(Records about charts and figures)

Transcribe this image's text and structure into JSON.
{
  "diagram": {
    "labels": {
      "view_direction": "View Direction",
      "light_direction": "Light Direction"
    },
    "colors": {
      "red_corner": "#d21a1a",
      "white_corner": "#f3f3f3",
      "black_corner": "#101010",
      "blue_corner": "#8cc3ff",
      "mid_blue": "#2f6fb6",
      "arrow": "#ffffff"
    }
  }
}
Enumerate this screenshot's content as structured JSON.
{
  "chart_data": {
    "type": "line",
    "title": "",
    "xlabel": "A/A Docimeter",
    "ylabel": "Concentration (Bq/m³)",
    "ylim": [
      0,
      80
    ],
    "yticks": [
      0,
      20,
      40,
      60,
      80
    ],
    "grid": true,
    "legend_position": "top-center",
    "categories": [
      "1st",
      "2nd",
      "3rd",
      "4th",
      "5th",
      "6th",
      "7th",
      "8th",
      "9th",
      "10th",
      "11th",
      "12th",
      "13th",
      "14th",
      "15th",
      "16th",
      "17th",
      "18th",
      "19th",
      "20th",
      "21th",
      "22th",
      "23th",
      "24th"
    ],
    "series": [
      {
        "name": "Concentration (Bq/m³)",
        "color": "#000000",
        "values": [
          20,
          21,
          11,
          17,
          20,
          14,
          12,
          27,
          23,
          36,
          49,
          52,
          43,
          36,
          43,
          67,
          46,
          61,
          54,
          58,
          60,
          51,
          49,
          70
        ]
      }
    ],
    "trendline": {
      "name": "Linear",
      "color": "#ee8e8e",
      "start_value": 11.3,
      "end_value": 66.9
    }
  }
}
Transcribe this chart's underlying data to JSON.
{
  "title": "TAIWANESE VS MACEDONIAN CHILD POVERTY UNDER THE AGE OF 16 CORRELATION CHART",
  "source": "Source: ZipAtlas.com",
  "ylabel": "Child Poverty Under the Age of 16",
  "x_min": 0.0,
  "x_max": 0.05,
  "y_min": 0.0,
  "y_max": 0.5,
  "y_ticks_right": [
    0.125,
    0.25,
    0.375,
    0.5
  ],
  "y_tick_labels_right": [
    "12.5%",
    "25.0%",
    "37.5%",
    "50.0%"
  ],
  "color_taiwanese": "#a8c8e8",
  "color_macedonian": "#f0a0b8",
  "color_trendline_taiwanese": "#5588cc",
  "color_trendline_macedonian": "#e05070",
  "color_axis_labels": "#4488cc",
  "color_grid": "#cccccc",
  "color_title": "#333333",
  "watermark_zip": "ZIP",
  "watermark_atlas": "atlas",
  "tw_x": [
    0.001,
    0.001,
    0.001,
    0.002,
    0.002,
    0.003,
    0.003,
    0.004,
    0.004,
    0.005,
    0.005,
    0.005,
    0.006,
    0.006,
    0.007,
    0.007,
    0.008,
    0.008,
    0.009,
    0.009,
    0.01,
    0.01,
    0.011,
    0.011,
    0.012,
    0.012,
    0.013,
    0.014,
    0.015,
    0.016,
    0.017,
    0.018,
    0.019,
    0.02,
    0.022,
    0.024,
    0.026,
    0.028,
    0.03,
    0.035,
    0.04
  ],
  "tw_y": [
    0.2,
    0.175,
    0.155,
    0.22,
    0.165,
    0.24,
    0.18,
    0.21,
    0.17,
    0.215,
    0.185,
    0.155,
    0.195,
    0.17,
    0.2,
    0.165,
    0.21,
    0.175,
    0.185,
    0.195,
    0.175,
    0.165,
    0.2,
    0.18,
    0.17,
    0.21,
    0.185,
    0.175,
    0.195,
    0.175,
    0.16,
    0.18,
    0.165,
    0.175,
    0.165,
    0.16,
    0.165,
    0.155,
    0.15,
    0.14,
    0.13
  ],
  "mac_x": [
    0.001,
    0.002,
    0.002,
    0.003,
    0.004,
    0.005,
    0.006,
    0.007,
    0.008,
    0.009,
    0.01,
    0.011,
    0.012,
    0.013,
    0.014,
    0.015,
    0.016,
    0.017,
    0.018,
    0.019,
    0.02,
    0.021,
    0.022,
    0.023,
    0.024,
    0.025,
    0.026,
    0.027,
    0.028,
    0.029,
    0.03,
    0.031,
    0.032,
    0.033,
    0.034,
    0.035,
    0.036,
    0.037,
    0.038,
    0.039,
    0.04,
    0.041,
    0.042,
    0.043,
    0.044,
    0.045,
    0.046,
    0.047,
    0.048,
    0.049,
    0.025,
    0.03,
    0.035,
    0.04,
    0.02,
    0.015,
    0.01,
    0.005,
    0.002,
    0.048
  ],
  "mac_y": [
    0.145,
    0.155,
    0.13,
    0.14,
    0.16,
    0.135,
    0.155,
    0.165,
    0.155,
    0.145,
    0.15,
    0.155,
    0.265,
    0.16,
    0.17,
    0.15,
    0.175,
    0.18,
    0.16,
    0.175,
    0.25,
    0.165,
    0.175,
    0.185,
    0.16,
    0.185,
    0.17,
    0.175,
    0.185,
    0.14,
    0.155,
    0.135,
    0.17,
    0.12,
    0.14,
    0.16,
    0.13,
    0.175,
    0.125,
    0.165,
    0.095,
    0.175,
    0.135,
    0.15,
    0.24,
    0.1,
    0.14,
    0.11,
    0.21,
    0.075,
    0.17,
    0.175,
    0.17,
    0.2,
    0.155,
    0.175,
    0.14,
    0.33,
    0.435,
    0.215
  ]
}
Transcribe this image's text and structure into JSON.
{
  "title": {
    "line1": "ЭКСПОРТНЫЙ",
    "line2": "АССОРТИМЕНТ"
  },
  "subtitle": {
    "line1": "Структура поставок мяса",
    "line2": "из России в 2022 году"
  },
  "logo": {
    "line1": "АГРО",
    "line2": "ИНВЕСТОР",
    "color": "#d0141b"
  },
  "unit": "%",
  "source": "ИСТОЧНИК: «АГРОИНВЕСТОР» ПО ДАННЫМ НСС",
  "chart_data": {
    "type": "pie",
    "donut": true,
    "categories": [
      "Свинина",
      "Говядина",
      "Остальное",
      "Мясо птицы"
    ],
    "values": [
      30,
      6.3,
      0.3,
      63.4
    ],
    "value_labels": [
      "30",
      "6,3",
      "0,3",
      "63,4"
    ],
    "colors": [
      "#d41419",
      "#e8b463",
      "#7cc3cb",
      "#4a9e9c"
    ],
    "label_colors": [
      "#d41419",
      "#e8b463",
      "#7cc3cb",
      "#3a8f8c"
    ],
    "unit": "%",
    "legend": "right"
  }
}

## What you need to do
Reproduce all of the entries word for word.

## Output of the exercise
Transcribe this image's text and structure into JSON.
{
  "diagram": {
    "labels": {
      "view_direction": "View Direction",
      "light_direction": "Light Direction"
    },
    "colors": {
      "red_corner": "#d21a1a",
      "white_corner": "#f3f3f3",
      "black_corner": "#101010",
      "blue_corner": "#8cc3ff",
      "mid_blue": "#2f6fb6",
      "arrow": "#ffffff"
    }
  }
}
Enumerate this screenshot's content as structured JSON.
{
  "chart_data": {
    "type": "line",
    "title": "",
    "xlabel": "A/A Docimeter",
    "ylabel": "Concentration (Bq/m³)",
    "ylim": [
      0,
      80
    ],
    "yticks": [
      0,
      20,
      40,
      60,
      80
    ],
    "grid": true,
    "legend_position": "top-center",
    "categories": [
      "1st",
      "2nd",
      "3rd",
      "4th",
      "5th",
      "6th",
      "7th",
      "8th",
      "9th",
      "10th",
      "11th",
      "12th",
      "13th",
      "14th",
      "15th",
      "16th",
      "17th",
      "18th",
      "19th",
      "20th",
      "21th",
      "22th",
      "23th",
      "24th"
    ],
    "series": [
      {
        "name": "Concentration (Bq/m³)",
        "color": "#000000",
        "values": [
          20,
          21,
          11,
          17,
          20,
          14,
          12,
          27,
          23,
          36,
          49,
          52,
          43,
          36,
          43,
          67,
          46,
          61,
          54,
          58,
          60,
          51,
          49,
          70
        ]
      }
    ],
    "trendline": {
      "name": "Linear",
      "color": "#ee8e8e",
      "start_value": 11.3,
      "end_value": 66.9
    }
  }
}
Transcribe this chart's underlying data to JSON.
{
  "title": "TAIWANESE VS MACEDONIAN CHILD POVERTY UNDER THE AGE OF 16 CORRELATION CHART",
  "source": "Source: ZipAtlas.com",
  "ylabel": "Child Poverty Under the Age of 16",
  "x_min": 0.0,
  "x_max": 0.05,
  "y_min": 0.0,
  "y_max": 0.5,
  "y_ticks_right": [
    0.125,
    0.25,
    0.375,
    0.5
  ],
  "y_tick_labels_right": [
    "12.5%",
    "25.0%",
    "37.5%",
    "50.0%"
  ],
  "color_taiwanese": "#a8c8e8",
  "color_macedonian": "#f0a0b8",
  "color_trendline_taiwanese": "#5588cc",
  "color_trendline_macedonian": "#e05070",
  "color_axis_labels": "#4488cc",
  "color_grid": "#cccccc",
  "color_title": "#333333",
  "watermark_zip": "ZIP",
  "watermark_atlas": "atlas",
  "tw_x": [
    0.001,
    0.001,
    0.001,
    0.002,
    0.002,
    0.003,
    0.003,
    0.004,
    0.004,
    0.005,
    0.005,
    0.005,
    0.006,
    0.006,
    0.007,
    0.007,
    0.008,
    0.008,
    0.009,
    0.009,
    0.01,
    0.01,
    0.011,
    0.011,
    0.012,
    0.012,
    0.013,
    0.014,
    0.015,
    0.016,
    0.017,
    0.018,
    0.019,
    0.02,
    0.022,
    0.024,
    0.026,
    0.028,
    0.03,
    0.035,
    0.04
  ],
  "tw_y": [
    0.2,
    0.175,
    0.155,
    0.22,
    0.165,
    0.24,
    0.18,
    0.21,
    0.17,
    0.215,
    0.185,
    0.155,
    0.195,
    0.17,
    0.2,
    0.165,
    0.21,
    0.175,
    0.185,
    0.195,
    0.175,
    0.165,
    0.2,
    0.18,
    0.17,
    0.21,
    0.185,
    0.175,
    0.195,
    0.175,
    0.16,
    0.18,
    0.165,
    0.175,
    0.165,
    0.16,
    0.165,
    0.155,
    0.15,
    0.14,
    0.13
  ],
  "mac_x": [
    0.001,
    0.002,
    0.002,
    0.003,
    0.004,
    0.005,
    0.006,
    0.007,
    0.008,
    0.009,
    0.01,
    0.011,
    0.012,
    0.013,
    0.014,
    0.015,
    0.016,
    0.017,
    0.018,
    0.019,
    0.02,
    0.021,
    0.022,
    0.023,
    0.024,
    0.025,
    0.026,
    0.027,
    0.028,
    0.029,
    0.03,
    0.031,
    0.032,
    0.033,
    0.034,
    0.035,
    0.036,
    0.037,
    0.038,
    0.039,
    0.04,
    0.041,
    0.042,
    0.043,
    0.044,
    0.045,
    0.046,
    0.047,
    0.048,
    0.049,
    0.025,
    0.03,
    0.035,
    0.04,
    0.02,
    0.015,
    0.01,
    0.005,
    0.002,
    0.048
  ],
  "mac_y": [
    0.145,
    0.155,
    0.13,
    0.14,
    0.16,
    0.135,
    0.155,
    0.165,
    0.155,
    0.145,
    0.15,
    0.155,
    0.265,
    0.16,
    0.17,
    0.15,
    0.175,
    0.18,
    0.16,
    0.175,
    0.25,
    0.165,
    0.175,
    0.185,
    0.16,
    0.185,
    0.17,
    0.175,
    0.185,
    0.14,
    0.155,
    0.135,
    0.17,
    0.12,
    0.14,
    0.16,
    0.13,
    0.175,
    0.125,
    0.165,
    0.095,
    0.175,
    0.135,
    0.15,
    0.24,
    0.1,
    0.14,
    0.11,
    0.21,
    0.075,
    0.17,
    0.175,
    0.17,
    0.2,
    0.155,
    0.175,
    0.14,
    0.33,
    0.435,
    0.215
  ]
}
Transcribe this image's text and structure into JSON.
{
  "title": {
    "line1": "ЭКСПОРТНЫЙ",
    "line2": "АССОРТИМЕНТ"
  },
  "subtitle": {
    "line1": "Структура поставок мяса",
    "line2": "из России в 2022 году"
  },
  "logo": {
    "line1": "АГРО",
    "line2": "ИНВЕСТОР",
    "color": "#d0141b"
  },
  "unit": "%",
  "source": "ИСТОЧНИК: «АГРОИНВЕСТОР» ПО ДАННЫМ НСС",
  "chart_data": {
    "type": "pie",
    "donut": true,
    "categories": [
      "Свинина",
      "Говядина",
      "Остальное",
      "Мясо птицы"
    ],
    "values": [
      30,
      6.3,
      0.3,
      63.4
    ],
    "value_labels": [
      "30",
      "6,3",
      "0,3",
      "63,4"
    ],
    "colors": [
      "#d41419",
      "#e8b463",
      "#7cc3cb",
      "#4a9e9c"
    ],
    "label_colors": [
      "#d41419",
      "#e8b463",
      "#7cc3cb",
      "#3a8f8c"
    ],
    "unit": "%",
    "legend": "right"
  }
}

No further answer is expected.